--- Start Supplied data ---

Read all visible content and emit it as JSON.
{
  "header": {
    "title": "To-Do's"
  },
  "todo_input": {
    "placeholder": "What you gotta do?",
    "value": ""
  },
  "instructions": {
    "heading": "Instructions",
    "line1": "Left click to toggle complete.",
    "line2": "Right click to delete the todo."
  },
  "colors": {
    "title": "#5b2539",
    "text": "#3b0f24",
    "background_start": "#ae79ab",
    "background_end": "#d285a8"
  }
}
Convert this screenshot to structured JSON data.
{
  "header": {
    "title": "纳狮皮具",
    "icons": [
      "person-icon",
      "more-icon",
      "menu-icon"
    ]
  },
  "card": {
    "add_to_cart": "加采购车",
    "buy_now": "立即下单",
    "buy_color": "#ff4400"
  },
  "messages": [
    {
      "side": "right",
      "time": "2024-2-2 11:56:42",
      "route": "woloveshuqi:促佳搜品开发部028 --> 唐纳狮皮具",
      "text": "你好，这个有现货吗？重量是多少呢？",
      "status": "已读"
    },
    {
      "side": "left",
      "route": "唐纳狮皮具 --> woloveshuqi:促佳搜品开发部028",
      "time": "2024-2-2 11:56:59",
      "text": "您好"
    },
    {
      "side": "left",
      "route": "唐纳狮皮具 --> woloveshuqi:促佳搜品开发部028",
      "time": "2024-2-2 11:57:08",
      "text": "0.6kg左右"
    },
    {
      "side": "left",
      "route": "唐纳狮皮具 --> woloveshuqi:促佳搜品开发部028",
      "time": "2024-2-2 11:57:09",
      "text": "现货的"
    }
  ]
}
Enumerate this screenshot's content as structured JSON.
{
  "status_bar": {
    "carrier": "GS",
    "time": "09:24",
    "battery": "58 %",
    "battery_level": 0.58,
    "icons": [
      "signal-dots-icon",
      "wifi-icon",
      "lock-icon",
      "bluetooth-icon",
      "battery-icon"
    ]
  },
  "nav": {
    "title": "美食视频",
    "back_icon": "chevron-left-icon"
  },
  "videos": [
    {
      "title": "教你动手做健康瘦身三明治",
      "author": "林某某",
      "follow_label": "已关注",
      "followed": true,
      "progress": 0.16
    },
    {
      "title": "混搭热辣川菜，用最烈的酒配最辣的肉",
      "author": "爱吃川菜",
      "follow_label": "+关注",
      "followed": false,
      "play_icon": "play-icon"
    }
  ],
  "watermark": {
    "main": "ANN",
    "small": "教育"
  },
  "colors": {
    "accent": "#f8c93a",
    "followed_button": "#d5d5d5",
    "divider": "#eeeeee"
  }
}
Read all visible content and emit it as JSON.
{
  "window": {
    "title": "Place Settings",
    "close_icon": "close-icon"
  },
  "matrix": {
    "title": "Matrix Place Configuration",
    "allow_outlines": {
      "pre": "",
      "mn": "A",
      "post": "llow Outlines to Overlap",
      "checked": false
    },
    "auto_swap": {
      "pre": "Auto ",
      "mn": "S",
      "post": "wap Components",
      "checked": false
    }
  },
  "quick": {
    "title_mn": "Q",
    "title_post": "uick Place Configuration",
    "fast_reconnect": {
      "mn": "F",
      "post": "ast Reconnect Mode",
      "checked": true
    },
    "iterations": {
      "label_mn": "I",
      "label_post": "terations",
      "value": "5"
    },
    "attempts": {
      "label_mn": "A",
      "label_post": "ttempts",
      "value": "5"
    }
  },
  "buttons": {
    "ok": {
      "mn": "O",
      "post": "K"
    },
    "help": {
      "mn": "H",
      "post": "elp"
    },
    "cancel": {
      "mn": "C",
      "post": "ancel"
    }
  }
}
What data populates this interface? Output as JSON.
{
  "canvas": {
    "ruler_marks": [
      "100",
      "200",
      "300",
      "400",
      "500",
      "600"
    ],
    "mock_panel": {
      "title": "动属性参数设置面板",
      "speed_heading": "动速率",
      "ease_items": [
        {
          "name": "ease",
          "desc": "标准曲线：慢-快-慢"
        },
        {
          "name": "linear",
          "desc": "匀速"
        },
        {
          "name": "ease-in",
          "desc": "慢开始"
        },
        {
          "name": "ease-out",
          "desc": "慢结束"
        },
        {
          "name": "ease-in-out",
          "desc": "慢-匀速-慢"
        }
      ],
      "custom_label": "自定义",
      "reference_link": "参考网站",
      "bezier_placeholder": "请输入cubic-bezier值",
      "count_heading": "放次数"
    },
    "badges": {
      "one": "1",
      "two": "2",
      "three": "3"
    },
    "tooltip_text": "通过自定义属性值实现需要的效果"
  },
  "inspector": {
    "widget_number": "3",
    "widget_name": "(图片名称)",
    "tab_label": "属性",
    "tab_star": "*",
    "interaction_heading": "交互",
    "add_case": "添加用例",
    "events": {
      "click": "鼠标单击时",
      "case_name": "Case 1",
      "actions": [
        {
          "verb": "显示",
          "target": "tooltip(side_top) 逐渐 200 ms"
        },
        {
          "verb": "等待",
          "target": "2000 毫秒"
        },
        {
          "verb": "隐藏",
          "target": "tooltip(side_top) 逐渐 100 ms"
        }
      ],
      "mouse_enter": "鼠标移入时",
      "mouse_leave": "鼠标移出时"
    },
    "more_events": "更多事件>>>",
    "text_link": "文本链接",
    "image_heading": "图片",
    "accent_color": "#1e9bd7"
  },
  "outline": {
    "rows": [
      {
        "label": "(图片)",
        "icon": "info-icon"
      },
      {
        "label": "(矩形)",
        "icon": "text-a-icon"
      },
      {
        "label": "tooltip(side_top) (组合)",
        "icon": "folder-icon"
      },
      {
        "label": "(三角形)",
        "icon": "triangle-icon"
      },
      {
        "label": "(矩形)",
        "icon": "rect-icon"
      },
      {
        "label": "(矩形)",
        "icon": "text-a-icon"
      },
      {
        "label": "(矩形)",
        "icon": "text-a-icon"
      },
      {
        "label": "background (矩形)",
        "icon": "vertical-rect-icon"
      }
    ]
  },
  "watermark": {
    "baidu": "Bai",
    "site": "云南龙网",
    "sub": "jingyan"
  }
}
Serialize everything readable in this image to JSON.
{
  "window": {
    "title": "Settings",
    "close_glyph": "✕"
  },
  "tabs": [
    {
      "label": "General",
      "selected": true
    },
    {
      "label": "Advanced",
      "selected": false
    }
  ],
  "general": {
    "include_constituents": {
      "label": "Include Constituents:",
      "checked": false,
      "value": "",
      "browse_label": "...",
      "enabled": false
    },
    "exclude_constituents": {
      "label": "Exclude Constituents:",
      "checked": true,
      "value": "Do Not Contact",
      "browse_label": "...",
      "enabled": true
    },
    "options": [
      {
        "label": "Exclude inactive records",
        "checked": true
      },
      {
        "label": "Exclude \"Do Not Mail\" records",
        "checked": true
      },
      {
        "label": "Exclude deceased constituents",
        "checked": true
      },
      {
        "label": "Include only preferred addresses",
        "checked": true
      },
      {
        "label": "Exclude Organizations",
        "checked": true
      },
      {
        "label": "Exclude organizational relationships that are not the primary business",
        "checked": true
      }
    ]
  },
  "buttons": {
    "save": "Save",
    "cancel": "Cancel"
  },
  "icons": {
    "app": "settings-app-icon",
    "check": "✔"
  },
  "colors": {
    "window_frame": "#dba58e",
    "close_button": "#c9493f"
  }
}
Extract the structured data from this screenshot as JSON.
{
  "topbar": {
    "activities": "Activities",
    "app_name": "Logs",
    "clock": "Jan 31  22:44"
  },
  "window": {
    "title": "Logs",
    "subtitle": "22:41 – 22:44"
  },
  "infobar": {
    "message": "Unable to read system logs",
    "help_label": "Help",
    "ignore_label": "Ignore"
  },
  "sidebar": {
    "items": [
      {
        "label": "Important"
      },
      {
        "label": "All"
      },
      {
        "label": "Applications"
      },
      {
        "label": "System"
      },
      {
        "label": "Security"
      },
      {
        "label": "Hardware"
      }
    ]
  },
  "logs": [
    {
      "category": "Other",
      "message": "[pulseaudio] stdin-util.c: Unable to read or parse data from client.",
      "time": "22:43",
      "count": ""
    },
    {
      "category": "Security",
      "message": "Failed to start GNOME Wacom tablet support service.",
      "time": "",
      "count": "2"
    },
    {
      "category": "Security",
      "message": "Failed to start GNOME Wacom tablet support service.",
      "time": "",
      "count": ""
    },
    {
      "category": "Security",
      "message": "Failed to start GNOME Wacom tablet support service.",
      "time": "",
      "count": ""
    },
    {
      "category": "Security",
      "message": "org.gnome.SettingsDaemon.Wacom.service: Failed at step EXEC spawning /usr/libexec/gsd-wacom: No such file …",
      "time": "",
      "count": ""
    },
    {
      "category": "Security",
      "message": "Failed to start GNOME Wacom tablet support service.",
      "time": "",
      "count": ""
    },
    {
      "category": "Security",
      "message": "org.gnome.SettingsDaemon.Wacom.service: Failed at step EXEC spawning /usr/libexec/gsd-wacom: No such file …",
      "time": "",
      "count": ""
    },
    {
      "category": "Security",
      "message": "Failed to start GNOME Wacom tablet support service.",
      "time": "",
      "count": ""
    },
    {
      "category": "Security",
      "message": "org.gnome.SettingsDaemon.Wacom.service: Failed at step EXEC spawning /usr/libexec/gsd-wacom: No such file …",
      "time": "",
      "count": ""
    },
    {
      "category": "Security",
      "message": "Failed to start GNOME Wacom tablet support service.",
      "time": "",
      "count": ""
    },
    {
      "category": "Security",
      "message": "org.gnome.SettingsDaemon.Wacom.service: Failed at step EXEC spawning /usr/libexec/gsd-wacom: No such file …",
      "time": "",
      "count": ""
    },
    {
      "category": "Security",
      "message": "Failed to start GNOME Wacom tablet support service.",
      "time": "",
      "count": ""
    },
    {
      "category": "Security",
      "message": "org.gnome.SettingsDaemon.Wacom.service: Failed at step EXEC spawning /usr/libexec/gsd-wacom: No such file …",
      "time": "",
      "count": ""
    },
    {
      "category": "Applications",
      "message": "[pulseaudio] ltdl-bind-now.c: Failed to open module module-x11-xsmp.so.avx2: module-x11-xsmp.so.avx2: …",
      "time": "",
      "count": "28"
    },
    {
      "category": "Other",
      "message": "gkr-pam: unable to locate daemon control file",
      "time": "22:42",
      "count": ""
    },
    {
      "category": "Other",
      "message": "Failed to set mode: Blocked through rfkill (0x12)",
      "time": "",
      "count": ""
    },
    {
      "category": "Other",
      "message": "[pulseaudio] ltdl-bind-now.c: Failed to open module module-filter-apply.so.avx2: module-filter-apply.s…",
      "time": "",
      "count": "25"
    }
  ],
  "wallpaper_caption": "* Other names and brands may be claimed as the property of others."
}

--- End Supplied data ---

Task objective - Look for the word "false" and return every line where it occurs.

Solution to this problem -
      "followed": false,
      "checked": false
      "checked": false
      "selected": false
      "checked": false,
      "enabled": false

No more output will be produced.